> Stated goal:
Identify the lines that include the word "且电负性", then copy all of them.

[Stored data]
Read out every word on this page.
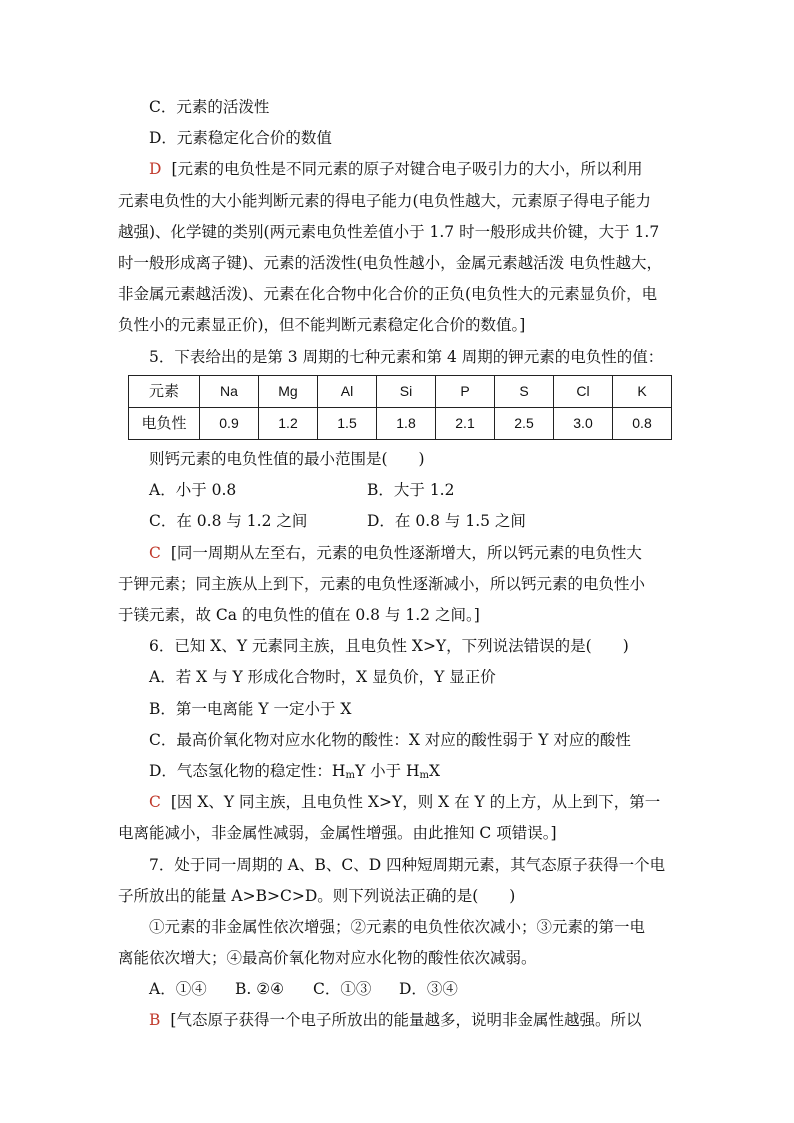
C．元素的活泼性
D．元素稳定化合价的数值
D [元素的电负性是不同元素的原子对键合电子吸引力的大小，所以利用
元素电负性的大小能判断元素的得电子能力(电负性越大，元素原子得电子能力
越强)、化学键的类别(两元素电负性差值小于 1.7 时一般形成共价键，大于 1.7
时一般形成离子键)、元素的活泼性(电负性越小，金属元素越活泼 电负性越大，
非金属元素越活泼)、元素在化合物中化合价的正负(电负性大的元素显负价，电
负性小的元素显正价)，但不能判断元素稳定化合价的数值。]
5．下表给出的是第 3 周期的七种元素和第 4 周期的钾元素的电负性的值：
元素	Na	Mg	Al	Si	P	S	Cl	K
电负性	0.9	1.2	1.5	1.8	2.1	2.5	3.0	0.8
则钙元素的电负性值的最小范围是(　　)
A．小于 0.8	B．大于 1.2
C．在 0.8 与 1.2 之间	D．在 0.8 与 1.5 之间
C [同一周期从左至右，元素的电负性逐渐增大，所以钙元素的电负性大
于钾元素；同主族从上到下，元素的电负性逐渐减小，所以钙元素的电负性小
于镁元素，故 Ca 的电负性的值在 0.8 与 1.2 之间。]
6．已知 X、Y 元素同主族，且电负性 X>Y，下列说法错误的是(　　)
A．若 X 与 Y 形成化合物时，X 显负价，Y 显正价
B．第一电离能 Y 一定小于 X
C．最高价氧化物对应水化物的酸性：X 对应的酸性弱于 Y 对应的酸性
D．气态氢化物的稳定性：$H_mY$ 小于 $H_mX$
C [因 X、Y 同主族，且电负性 X>Y，则 X 在 Y 的上方，从上到下，第一
电离能减小，非金属性减弱，金属性增强。由此推知 C 项错误。]
7．处于同一周期的 A、B、C、D 四种短周期元素，其气态原子获得一个电
子所放出的能量 A>B>C>D。则下列说法正确的是(　　)
①元素的非金属性依次增强；②元素的电负性依次减小；③元素的第一电
离能依次增大；④最高价氧化物对应水化物的酸性依次减弱。
A．①④	B. ②④	C．①③	D．③④
B [气态原子获得一个电子所放出的能量越多，说明非金属性越强。所以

> Full output:
6．已知 X、Y 元素同主族，且电负性 X>Y，下列说法错误的是(　　)
C [因 X、Y 同主族，且电负性 X>Y，则 X 在 Y 的上方，从上到下，第一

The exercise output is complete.